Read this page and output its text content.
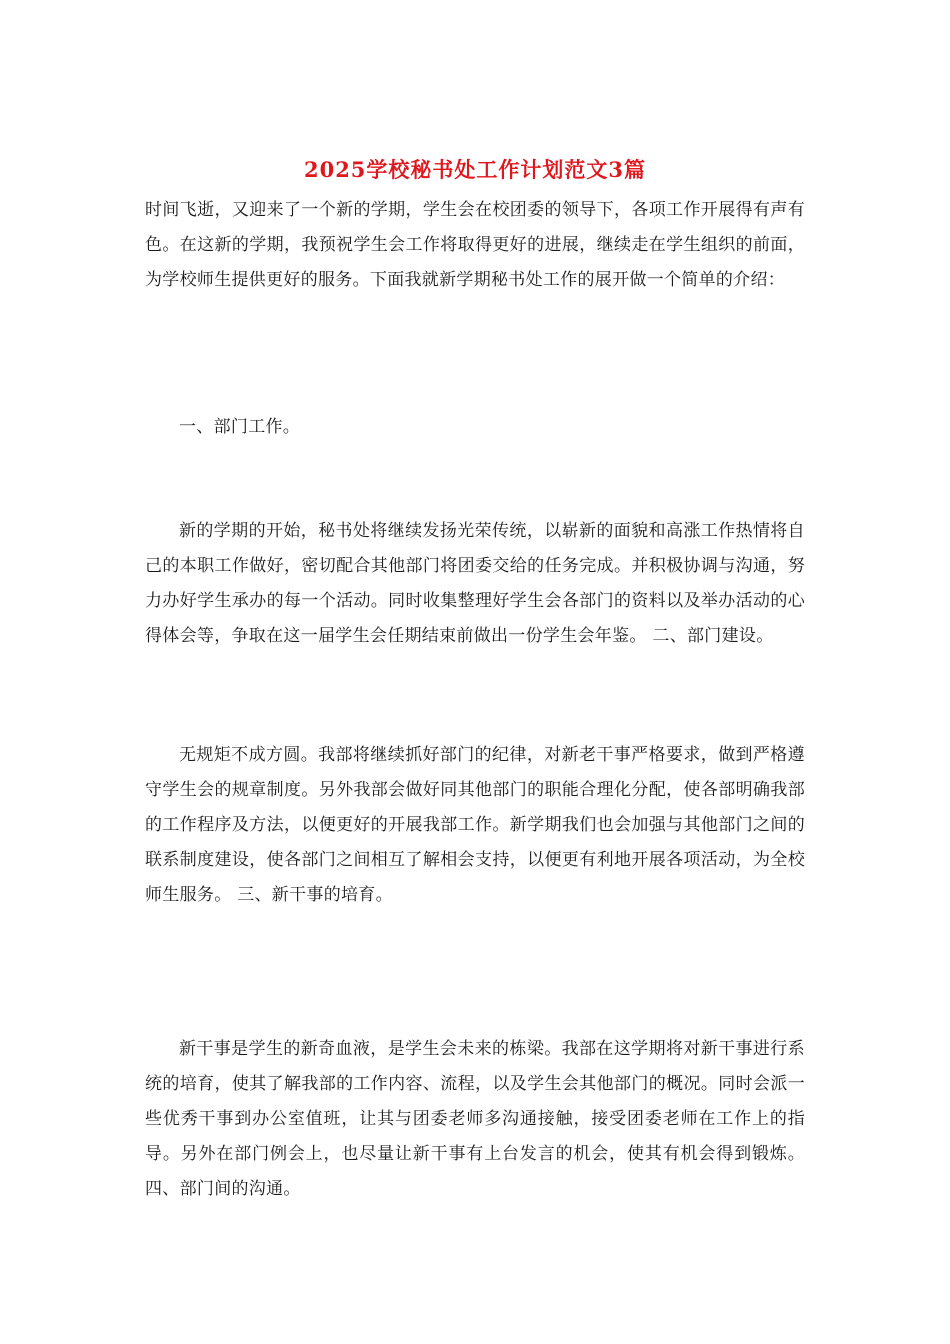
2025学校秘书处工作计划范文3篇
时间飞逝，又迎来了一个新的学期，学生会在校团委的领导下，各项工作开展得有声有色。在这新的学期，我预祝学生会工作将取得更好的进展，继续走在学生组织的前面，为学校师生提供更好的服务。下面我就新学期秘书处工作的展开做一个简单的介绍：
一、部门工作。
新的学期的开始，秘书处将继续发扬光荣传统，以崭新的面貌和高涨工作热情将自己的本职工作做好，密切配合其他部门将团委交给的任务完成。并积极协调与沟通，努力办好学生承办的每一个活动。同时收集整理好学生会各部门的资料以及举办活动的心得体会等，争取在这一届学生会任期结束前做出一份学生会年鉴。 二、部门建设。
无规矩不成方圆。我部将继续抓好部门的纪律，对新老干事严格要求，做到严格遵守学生会的规章制度。另外我部会做好同其他部门的职能合理化分配，使各部明确我部的工作程序及方法，以便更好的开展我部工作。新学期我们也会加强与其他部门之间的联系制度建设，使各部门之间相互了解相会支持，以便更有利地开展各项活动，为全校师生服务。 三、新干事的培育。
新干事是学生的新奇血液，是学生会未来的栋梁。我部在这学期将对新干事进行系统的培育，使其了解我部的工作内容、流程，以及学生会其他部门的概况。同时会派一些优秀干事到办公室值班，让其与团委老师多沟通接触，接受团委老师在工作上的指导。另外在部门例会上，也尽量让新干事有上台发言的机会，使其有机会得到锻炼。 四、部门间的沟通。
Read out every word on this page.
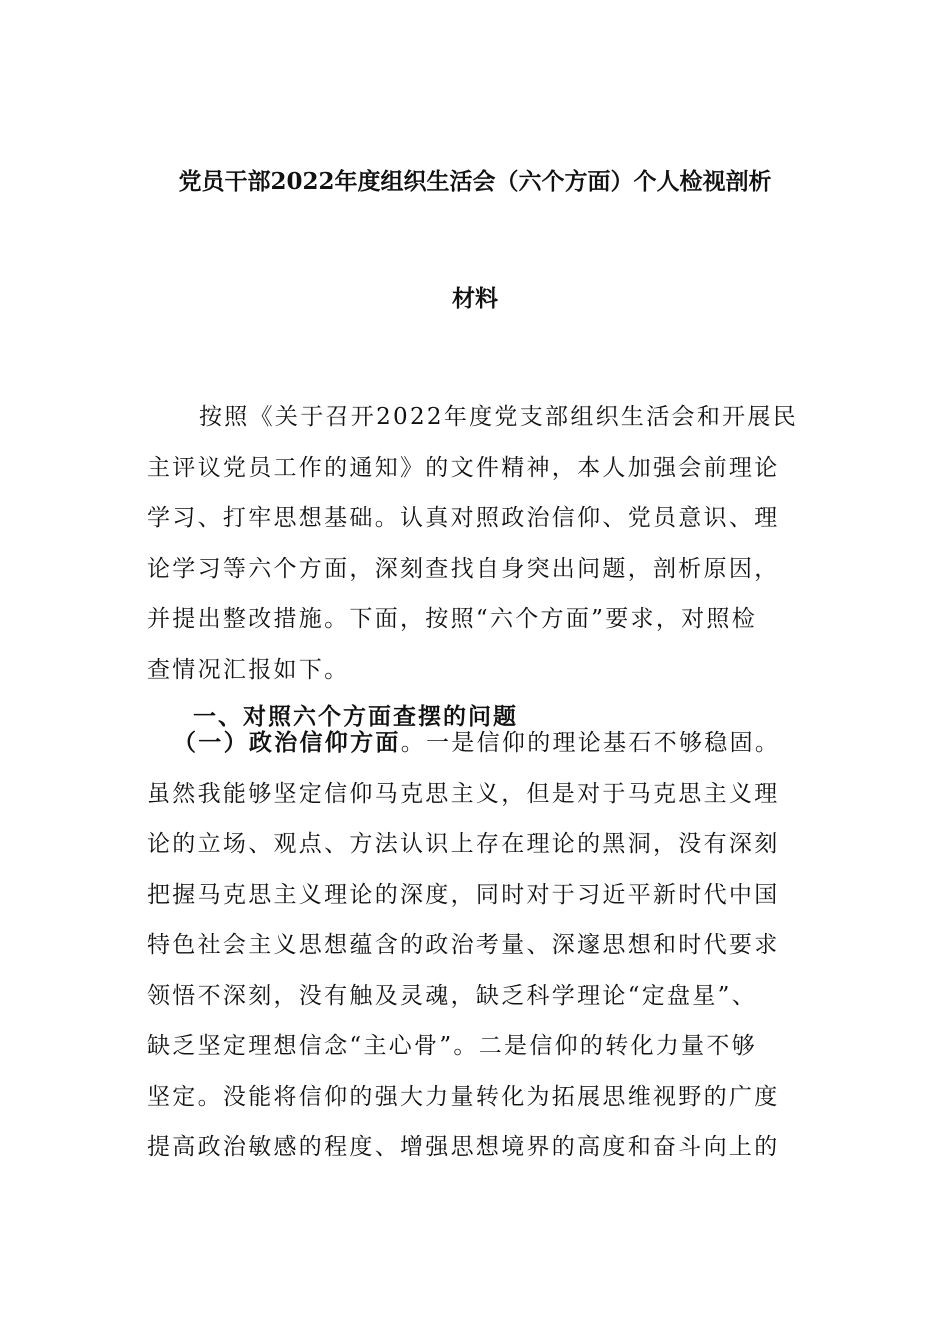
党员干部2022年度组织生活会（六个方面）个人检视剖析
材料
按照《关于召开2022年度党支部组织生活会和开展民
主评议党员工作的通知》的文件精神，本人加强会前理论
学习、打牢思想基础。认真对照政治信仰、党员意识、理
论学习等六个方面，深刻查找自身突出问题，剖析原因，
并提出整改措施。下面，按照“六个方面”要求，对照检
查情况汇报如下。
一、对照六个方面查摆的问题
（一）政治信仰方面。一是信仰的理论基石不够稳固。
虽然我能够坚定信仰马克思主义，但是对于马克思主义理
论的立场、观点、方法认识上存在理论的黑洞，没有深刻
把握马克思主义理论的深度，同时对于习近平新时代中国
特色社会主义思想蕴含的政治考量、深邃思想和时代要求
领悟不深刻，没有触及灵魂，缺乏科学理论“定盘星”、
缺乏坚定理想信念“主心骨”。二是信仰的转化力量不够
坚定。没能将信仰的强大力量转化为拓展思维视野的广度
提高政治敏感的程度、增强思想境界的高度和奋斗向上的
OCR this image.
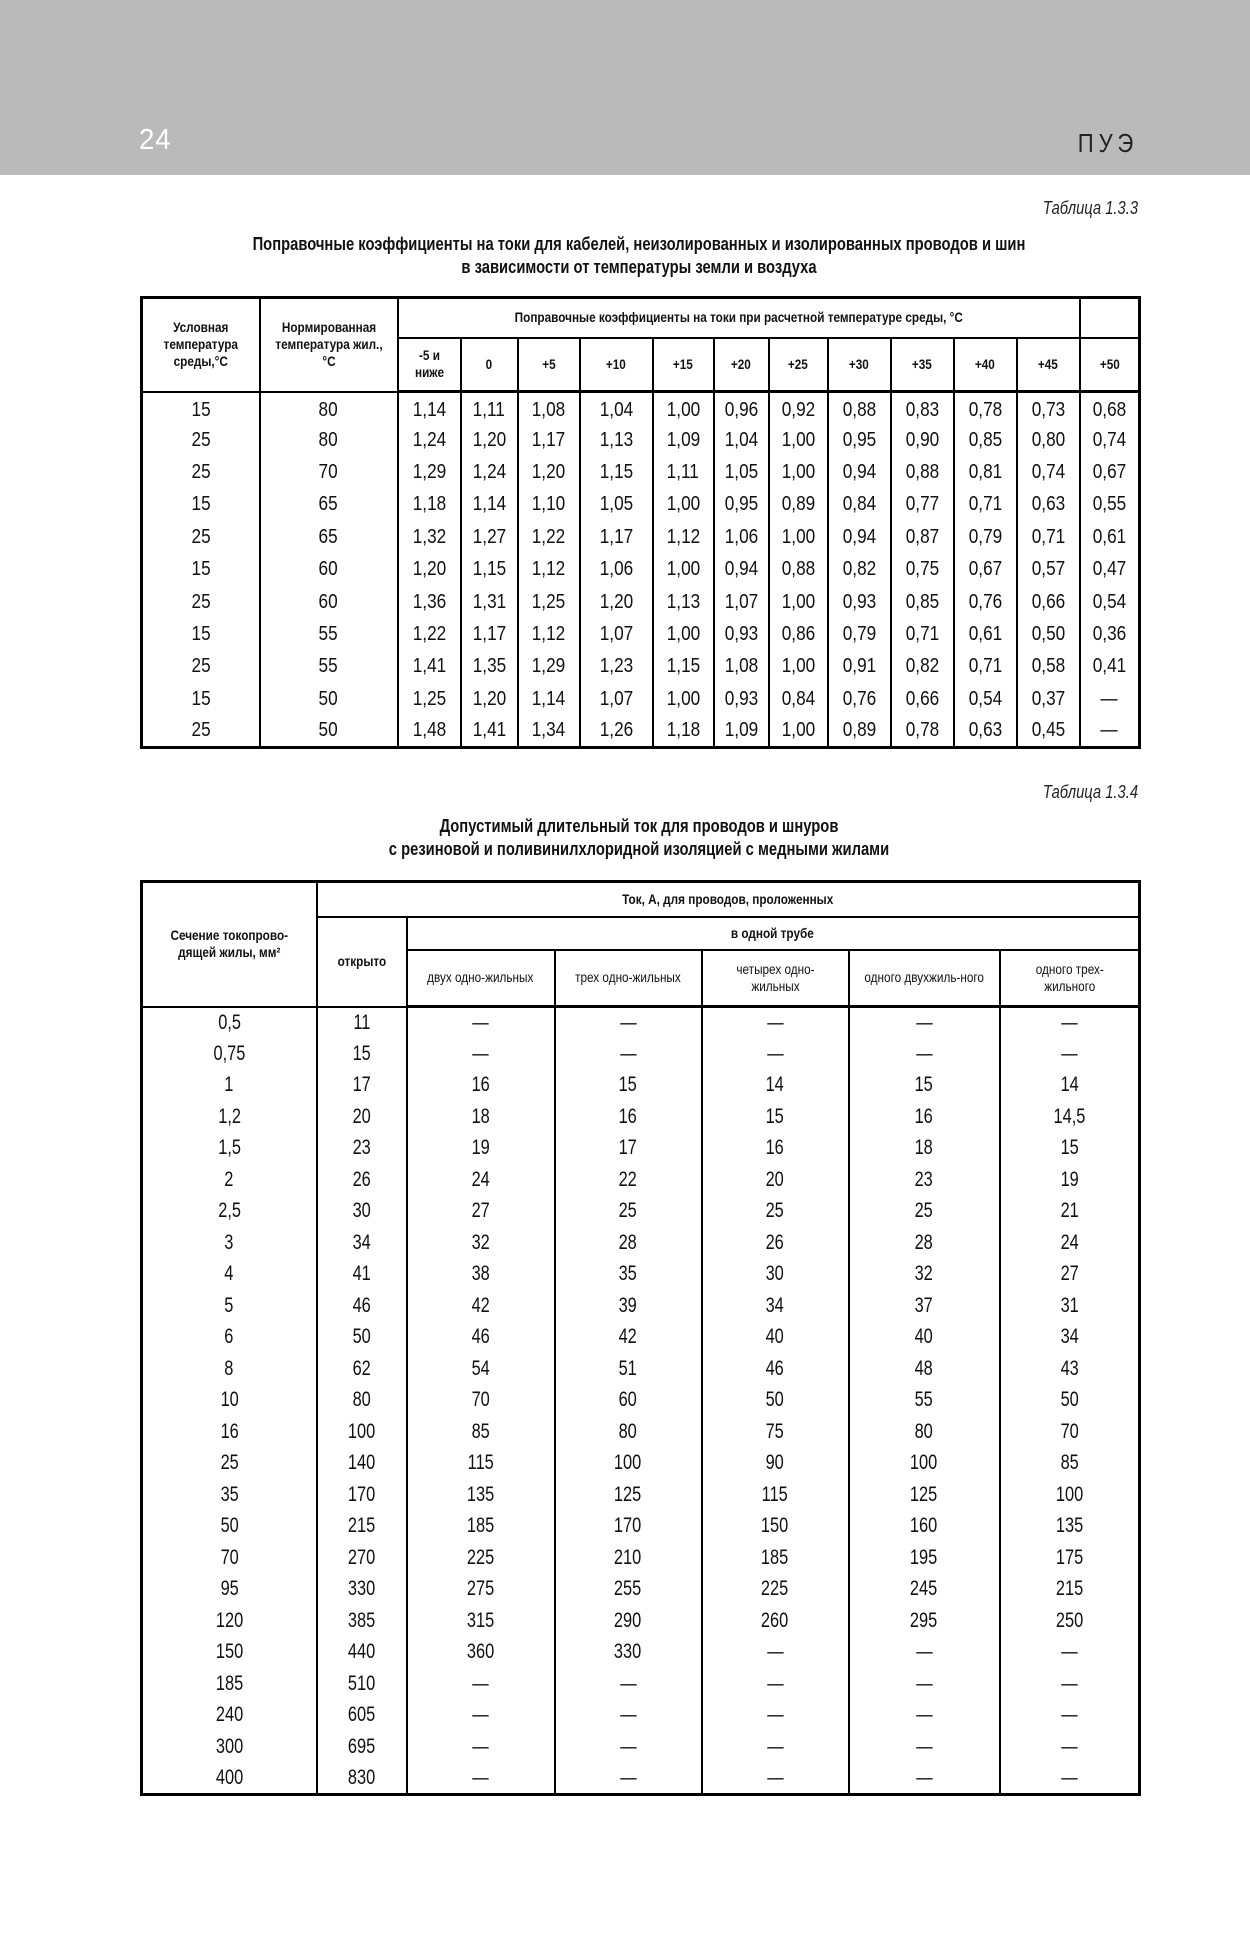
24	ПУЭ
Таблица 1.3.3
Поправочные коэффициенты на токи для кабелей, неизолированных и изолированных проводов и шин
в зависимости от температуры земли и воздуха
Условная температура среды,°С	Нормированная температура жил., °С	Поправочные коэффициенты на токи при расчетной температуре среды, °С											
		-5 и ниже	0	+5	+10	+15	+20	+25	+30	+35	+40	+45	+50
15	80	1,14	1,11	1,08	1,04	1,00	0,96	0,92	0,88	0,83	0,78	0,73	0,68
25	80	1,24	1,20	1,17	1,13	1,09	1,04	1,00	0,95	0,90	0,85	0,80	0,74
25	70	1,29	1,24	1,20	1,15	1,11	1,05	1,00	0,94	0,88	0,81	0,74	0,67
15	65	1,18	1,14	1,10	1,05	1,00	0,95	0,89	0,84	0,77	0,71	0,63	0,55
25	65	1,32	1,27	1,22	1,17	1,12	1,06	1,00	0,94	0,87	0,79	0,71	0,61
15	60	1,20	1,15	1,12	1,06	1,00	0,94	0,88	0,82	0,75	0,67	0,57	0,47
25	60	1,36	1,31	1,25	1,20	1,13	1,07	1,00	0,93	0,85	0,76	0,66	0,54
15	55	1,22	1,17	1,12	1,07	1,00	0,93	0,86	0,79	0,71	0,61	0,50	0,36
25	55	1,41	1,35	1,29	1,23	1,15	1,08	1,00	0,91	0,82	0,71	0,58	0,41
15	50	1,25	1,20	1,14	1,07	1,00	0,93	0,84	0,76	0,66	0,54	0,37	—
25	50	1,48	1,41	1,34	1,26	1,18	1,09	1,00	0,89	0,78	0,63	0,45	—
Таблица 1.3.4
Допустимый длительный ток для проводов и шнуров
с резиновой и поливинилхлоридной изоляцией с медными жилами
Сечение токопрово-дящей жилы, мм²	Ток, А, для проводов, проложенных					
	открыто	в одной трубе				
		двух одно-жильных	трех одно-жильных	четырех одно-жильных	одного двухжиль-ного	одного трех-жильного
0,5	11	—	—	—	—	—
0,75	15	—	—	—	—	—
1	17	16	15	14	15	14
1,2	20	18	16	15	16	14,5
1,5	23	19	17	16	18	15
2	26	24	22	20	23	19
2,5	30	27	25	25	25	21
3	34	32	28	26	28	24
4	41	38	35	30	32	27
5	46	42	39	34	37	31
6	50	46	42	40	40	34
8	62	54	51	46	48	43
10	80	70	60	50	55	50
16	100	85	80	75	80	70
25	140	115	100	90	100	85
35	170	135	125	115	125	100
50	215	185	170	150	160	135
70	270	225	210	185	195	175
95	330	275	255	225	245	215
120	385	315	290	260	295	250
150	440	360	330	—	—	—
185	510	—	—	—	—	—
240	605	—	—	—	—	—
300	695	—	—	—	—	—
400	830	—	—	—	—	—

○ ○ ○ ○ ○

Exercise description
Reproduce the material word for word. Any pictures should be left out of the copy.

Task answer
Read this page and output its text content.
2025学校秘书处工作计划范文3篇
时间飞逝，又迎来了一个新的学期，学生会在校团委的领导下，各项工作开展得有声有色。在这新的学期，我预祝学生会工作将取得更好的进展，继续走在学生组织的前面，为学校师生提供更好的服务。下面我就新学期秘书处工作的展开做一个简单的介绍：
一、部门工作。
新的学期的开始，秘书处将继续发扬光荣传统，以崭新的面貌和高涨工作热情将自己的本职工作做好，密切配合其他部门将团委交给的任务完成。并积极协调与沟通，努力办好学生承办的每一个活动。同时收集整理好学生会各部门的资料以及举办活动的心得体会等，争取在这一届学生会任期结束前做出一份学生会年鉴。 二、部门建设。
无规矩不成方圆。我部将继续抓好部门的纪律，对新老干事严格要求，做到严格遵守学生会的规章制度。另外我部会做好同其他部门的职能合理化分配，使各部明确我部的工作程序及方法，以便更好的开展我部工作。新学期我们也会加强与其他部门之间的联系制度建设，使各部门之间相互了解相会支持，以便更有利地开展各项活动，为全校师生服务。 三、新干事的培育。
新干事是学生的新奇血液，是学生会未来的栋梁。我部在这学期将对新干事进行系统的培育，使其了解我部的工作内容、流程，以及学生会其他部门的概况。同时会派一些优秀干事到办公室值班，让其与团委老师多沟通接触，接受团委老师在工作上的指导。另外在部门例会上，也尽量让新干事有上台发言的机会，使其有机会得到锻炼。 四、部门间的沟通。
Read out every word on this page.
党员干部2022年度组织生活会（六个方面）个人检视剖析
材料
按照《关于召开2022年度党支部组织生活会和开展民
主评议党员工作的通知》的文件精神，本人加强会前理论
学习、打牢思想基础。认真对照政治信仰、党员意识、理
论学习等六个方面，深刻查找自身突出问题，剖析原因，
并提出整改措施。下面，按照“六个方面”要求，对照检
查情况汇报如下。
一、对照六个方面查摆的问题
（一）政治信仰方面。一是信仰的理论基石不够稳固。
虽然我能够坚定信仰马克思主义，但是对于马克思主义理
论的立场、观点、方法认识上存在理论的黑洞，没有深刻
把握马克思主义理论的深度，同时对于习近平新时代中国
特色社会主义思想蕴含的政治考量、深邃思想和时代要求
领悟不深刻，没有触及灵魂，缺乏科学理论“定盘星”、
缺乏坚定理想信念“主心骨”。二是信仰的转化力量不够
坚定。没能将信仰的强大力量转化为拓展思维视野的广度
提高政治敏感的程度、增强思想境界的高度和奋斗向上的
OCR this image.
24	ПУЭ
Таблица 1.3.3
Поправочные коэффициенты на токи для кабелей, неизолированных и изолированных проводов и шин
в зависимости от температуры земли и воздуха
Условная температура среды,°С	Нормированная температура жил., °С	Поправочные коэффициенты на токи при расчетной температуре среды, °С											
		-5 и ниже	0	+5	+10	+15	+20	+25	+30	+35	+40	+45	+50
15	80	1,14	1,11	1,08	1,04	1,00	0,96	0,92	0,88	0,83	0,78	0,73	0,68
25	80	1,24	1,20	1,17	1,13	1,09	1,04	1,00	0,95	0,90	0,85	0,80	0,74
25	70	1,29	1,24	1,20	1,15	1,11	1,05	1,00	0,94	0,88	0,81	0,74	0,67
15	65	1,18	1,14	1,10	1,05	1,00	0,95	0,89	0,84	0,77	0,71	0,63	0,55
25	65	1,32	1,27	1,22	1,17	1,12	1,06	1,00	0,94	0,87	0,79	0,71	0,61
15	60	1,20	1,15	1,12	1,06	1,00	0,94	0,88	0,82	0,75	0,67	0,57	0,47
25	60	1,36	1,31	1,25	1,20	1,13	1,07	1,00	0,93	0,85	0,76	0,66	0,54
15	55	1,22	1,17	1,12	1,07	1,00	0,93	0,86	0,79	0,71	0,61	0,50	0,36
25	55	1,41	1,35	1,29	1,23	1,15	1,08	1,00	0,91	0,82	0,71	0,58	0,41
15	50	1,25	1,20	1,14	1,07	1,00	0,93	0,84	0,76	0,66	0,54	0,37	—
25	50	1,48	1,41	1,34	1,26	1,18	1,09	1,00	0,89	0,78	0,63	0,45	—
Таблица 1.3.4
Допустимый длительный ток для проводов и шнуров
с резиновой и поливинилхлоридной изоляцией с медными жилами
Сечение токопрово-дящей жилы, мм²	Ток, А, для проводов, проложенных					
	открыто	в одной трубе				
		двух одно-жильных	трех одно-жильных	четырех одно-жильных	одного двухжиль-ного	одного трех-жильного
0,5	11	—	—	—	—	—
0,75	15	—	—	—	—	—
1	17	16	15	14	15	14
1,2	20	18	16	15	16	14,5
1,5	23	19	17	16	18	15
2	26	24	22	20	23	19
2,5	30	27	25	25	25	21
3	34	32	28	26	28	24
4	41	38	35	30	32	27
5	46	42	39	34	37	31
6	50	46	42	40	40	34
8	62	54	51	46	48	43
10	80	70	60	50	55	50
16	100	85	80	75	80	70
25	140	115	100	90	100	85
35	170	135	125	115	125	100
50	215	185	170	150	160	135
70	270	225	210	185	195	175
95	330	275	255	225	245	215
120	385	315	290	260	295	250
150	440	360	330	—	—	—
185	510	—	—	—	—	—
240	605	—	—	—	—	—
300	695	—	—	—	—	—
400	830	—	—	—	—	—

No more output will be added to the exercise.